| Request |
List each line in which the string "text" appears.

───── Provided entries ─────

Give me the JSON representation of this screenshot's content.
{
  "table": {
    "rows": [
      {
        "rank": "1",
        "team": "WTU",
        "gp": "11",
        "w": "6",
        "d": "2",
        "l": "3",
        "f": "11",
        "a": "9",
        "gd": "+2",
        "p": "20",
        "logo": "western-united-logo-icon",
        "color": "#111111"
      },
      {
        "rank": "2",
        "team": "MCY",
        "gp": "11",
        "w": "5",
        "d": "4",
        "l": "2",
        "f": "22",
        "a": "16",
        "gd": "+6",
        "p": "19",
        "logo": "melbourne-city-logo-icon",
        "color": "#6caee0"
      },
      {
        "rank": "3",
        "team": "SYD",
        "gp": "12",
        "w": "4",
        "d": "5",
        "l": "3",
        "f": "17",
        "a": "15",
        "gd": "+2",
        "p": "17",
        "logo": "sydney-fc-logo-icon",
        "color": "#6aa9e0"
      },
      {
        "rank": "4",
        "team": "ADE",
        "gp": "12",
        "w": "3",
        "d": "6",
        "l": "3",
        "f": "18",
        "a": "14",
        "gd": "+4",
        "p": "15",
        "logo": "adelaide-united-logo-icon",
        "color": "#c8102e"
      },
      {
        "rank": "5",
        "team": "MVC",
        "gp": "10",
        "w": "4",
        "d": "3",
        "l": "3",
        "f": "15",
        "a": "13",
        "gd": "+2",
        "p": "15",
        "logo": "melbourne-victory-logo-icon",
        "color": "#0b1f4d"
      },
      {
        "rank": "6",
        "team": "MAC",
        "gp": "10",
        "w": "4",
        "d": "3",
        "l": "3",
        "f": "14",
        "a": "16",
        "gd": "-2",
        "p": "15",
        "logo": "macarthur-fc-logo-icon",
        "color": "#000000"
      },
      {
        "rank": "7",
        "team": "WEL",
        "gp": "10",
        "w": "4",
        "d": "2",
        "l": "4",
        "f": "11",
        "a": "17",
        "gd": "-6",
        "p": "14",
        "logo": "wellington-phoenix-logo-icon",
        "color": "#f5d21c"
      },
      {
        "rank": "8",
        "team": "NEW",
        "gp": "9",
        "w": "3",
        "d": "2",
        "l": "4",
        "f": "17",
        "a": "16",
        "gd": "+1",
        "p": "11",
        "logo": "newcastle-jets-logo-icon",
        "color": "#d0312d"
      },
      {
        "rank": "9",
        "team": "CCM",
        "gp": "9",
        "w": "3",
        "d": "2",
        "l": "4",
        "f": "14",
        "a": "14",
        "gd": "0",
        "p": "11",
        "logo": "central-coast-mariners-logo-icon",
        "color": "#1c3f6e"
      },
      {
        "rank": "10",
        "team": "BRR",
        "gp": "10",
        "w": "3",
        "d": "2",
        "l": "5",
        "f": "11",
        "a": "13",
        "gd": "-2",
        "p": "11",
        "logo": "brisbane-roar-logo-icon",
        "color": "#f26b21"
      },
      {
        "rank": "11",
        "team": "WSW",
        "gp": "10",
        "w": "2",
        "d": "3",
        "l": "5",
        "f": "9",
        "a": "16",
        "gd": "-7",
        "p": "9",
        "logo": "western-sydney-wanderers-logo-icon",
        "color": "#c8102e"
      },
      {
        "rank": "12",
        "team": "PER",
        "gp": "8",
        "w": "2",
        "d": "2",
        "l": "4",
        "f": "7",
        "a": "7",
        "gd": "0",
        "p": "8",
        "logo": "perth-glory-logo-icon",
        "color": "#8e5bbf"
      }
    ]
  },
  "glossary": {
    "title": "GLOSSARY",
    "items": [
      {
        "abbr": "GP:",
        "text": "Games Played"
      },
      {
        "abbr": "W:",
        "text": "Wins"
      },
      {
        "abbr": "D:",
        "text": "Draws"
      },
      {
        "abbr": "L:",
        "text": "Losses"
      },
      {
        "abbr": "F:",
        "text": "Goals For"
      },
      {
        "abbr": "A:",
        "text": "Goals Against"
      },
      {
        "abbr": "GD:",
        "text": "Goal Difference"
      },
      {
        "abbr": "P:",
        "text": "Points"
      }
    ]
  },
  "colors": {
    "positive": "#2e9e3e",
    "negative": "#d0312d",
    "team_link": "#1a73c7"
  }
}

─────
───── Provided entries ─────

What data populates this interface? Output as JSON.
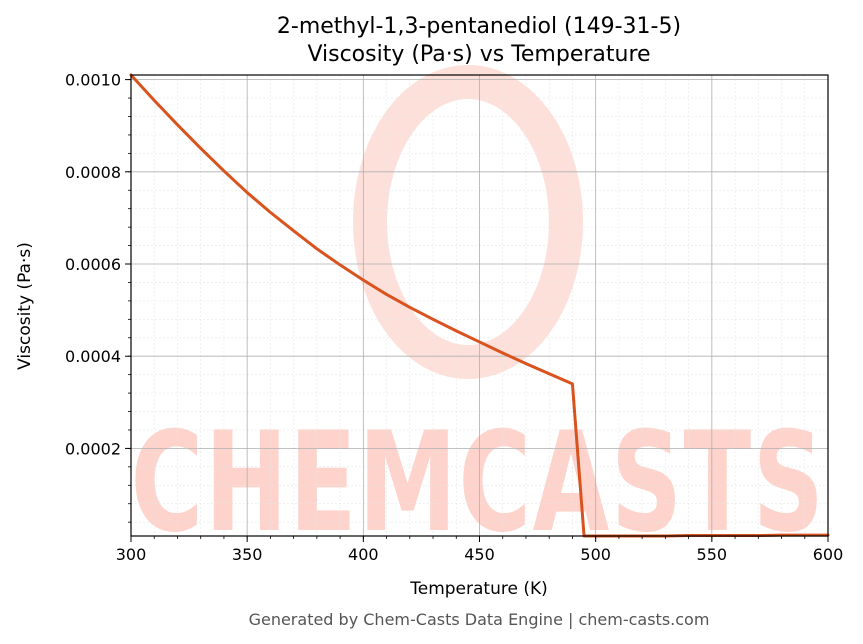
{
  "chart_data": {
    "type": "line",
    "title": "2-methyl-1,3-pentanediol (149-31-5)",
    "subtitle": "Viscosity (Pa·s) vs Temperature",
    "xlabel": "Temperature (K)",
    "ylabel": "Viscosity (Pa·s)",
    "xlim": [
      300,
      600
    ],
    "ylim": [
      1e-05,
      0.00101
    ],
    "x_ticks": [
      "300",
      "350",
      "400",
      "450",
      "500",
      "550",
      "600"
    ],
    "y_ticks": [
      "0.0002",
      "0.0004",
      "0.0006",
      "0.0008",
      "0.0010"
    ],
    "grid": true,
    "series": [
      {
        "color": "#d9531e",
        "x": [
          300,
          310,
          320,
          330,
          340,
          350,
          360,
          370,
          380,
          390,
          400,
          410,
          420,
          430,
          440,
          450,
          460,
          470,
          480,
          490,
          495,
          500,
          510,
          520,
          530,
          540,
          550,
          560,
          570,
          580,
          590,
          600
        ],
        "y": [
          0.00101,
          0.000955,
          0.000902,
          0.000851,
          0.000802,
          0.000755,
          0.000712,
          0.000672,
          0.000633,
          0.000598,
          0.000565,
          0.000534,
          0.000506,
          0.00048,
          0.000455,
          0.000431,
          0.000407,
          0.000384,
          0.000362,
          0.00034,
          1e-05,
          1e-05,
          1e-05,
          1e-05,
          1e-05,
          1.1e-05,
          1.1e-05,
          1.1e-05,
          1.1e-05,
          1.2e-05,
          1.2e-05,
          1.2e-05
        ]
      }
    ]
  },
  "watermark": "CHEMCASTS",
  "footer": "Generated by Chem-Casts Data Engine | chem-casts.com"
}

─────

| Solution for this exercise |
        "text": "Games Played"
        "text": "Wins"
        "text": "Draws"
        "text": "Losses"
        "text": "Goals For"
        "text": "Goals Against"
        "text": "Goal Difference"
        "text": "Points"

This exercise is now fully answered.